** Start Extracted entries **

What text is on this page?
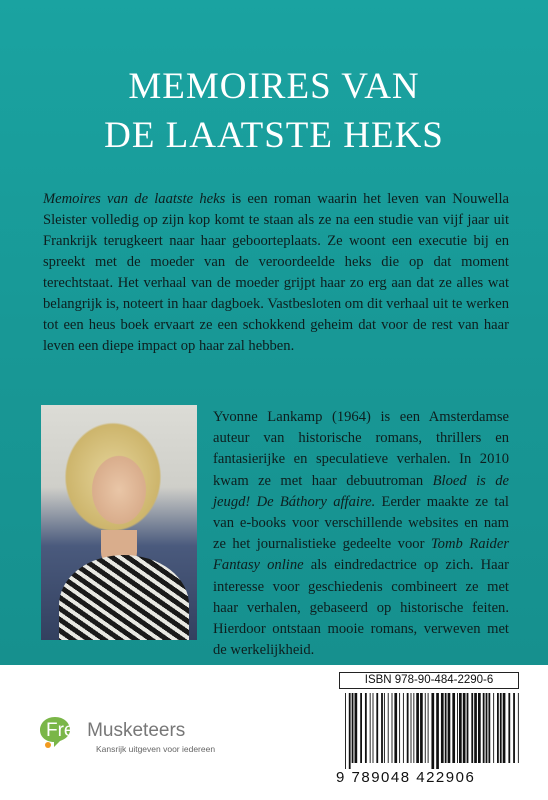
MEMOIRES VAN
DE LAATSTE HEKS
Memoires van de laatste heks is een roman waarin het leven van Nouwella Sleister volledig op zijn kop komt te staan als ze na een studie van vijf jaar uit Frankrijk terugkeert naar haar geboorteplaats. Ze woont een executie bij en spreekt met de moeder van de veroordeelde heks die op dat moment terechtstaat. Het verhaal van de moeder grijpt haar zo erg aan dat ze alles wat belangrijk is, noteert in haar dagboek. Vastbesloten om dit verhaal uit te werken tot een heus boek ervaart ze een schokkend geheim dat voor de rest van haar leven een diepe impact op haar zal hebben.
Yvonne Lankamp (1964) is een Amsterdamse auteur van historische romans, thrillers en fantasierijke en speculatieve verhalen. In 2010 kwam ze met haar debuutroman Bloed is de jeugd! De Báthory affaire. Eerder maakte ze tal van e-books voor verschillende websites en nam ze het journalistieke gedeelte voor Tomb Raider Fantasy online als eindredactrice op zich. Haar interesse voor geschiedenis combineert ze met haar verhalen, gebaseerd op historische feiten. Hierdoor ontstaan mooie romans, verweven met de werkelijkheid.
Free Musketeers
Kansrijk uitgeven voor iedereen
ISBN 978-90-484-2290-6
9 789048 422906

** End Extracted entries **

■ Aim:
Restate the full listing verbatim and drop every picture.

■ Worked solution:
What text is on this page?
MEMOIRES VAN
DE LAATSTE HEKS
Memoires van de laatste heks is een roman waarin het leven van Nouwella Sleister volledig op zijn kop komt te staan als ze na een studie van vijf jaar uit Frankrijk terugkeert naar haar geboorteplaats. Ze woont een executie bij en spreekt met de moeder van de veroordeelde heks die op dat moment terechtstaat. Het verhaal van de moeder grijpt haar zo erg aan dat ze alles wat belangrijk is, noteert in haar dagboek. Vastbesloten om dit verhaal uit te werken tot een heus boek ervaart ze een schokkend geheim dat voor de rest van haar leven een diepe impact op haar zal hebben.
Yvonne Lankamp (1964) is een Amsterdamse auteur van historische romans, thrillers en fantasierijke en speculatieve verhalen. In 2010 kwam ze met haar debuutroman Bloed is de jeugd! De Báthory affaire. Eerder maakte ze tal van e-books voor verschillende websites en nam ze het journalistieke gedeelte voor Tomb Raider Fantasy online als eindredactrice op zich. Haar interesse voor geschiedenis combineert ze met haar verhalen, gebaseerd op historische feiten. Hierdoor ontstaan mooie romans, verweven met de werkelijkheid.
Free Musketeers
Kansrijk uitgeven voor iedereen
ISBN 978-90-484-2290-6
9 789048 422906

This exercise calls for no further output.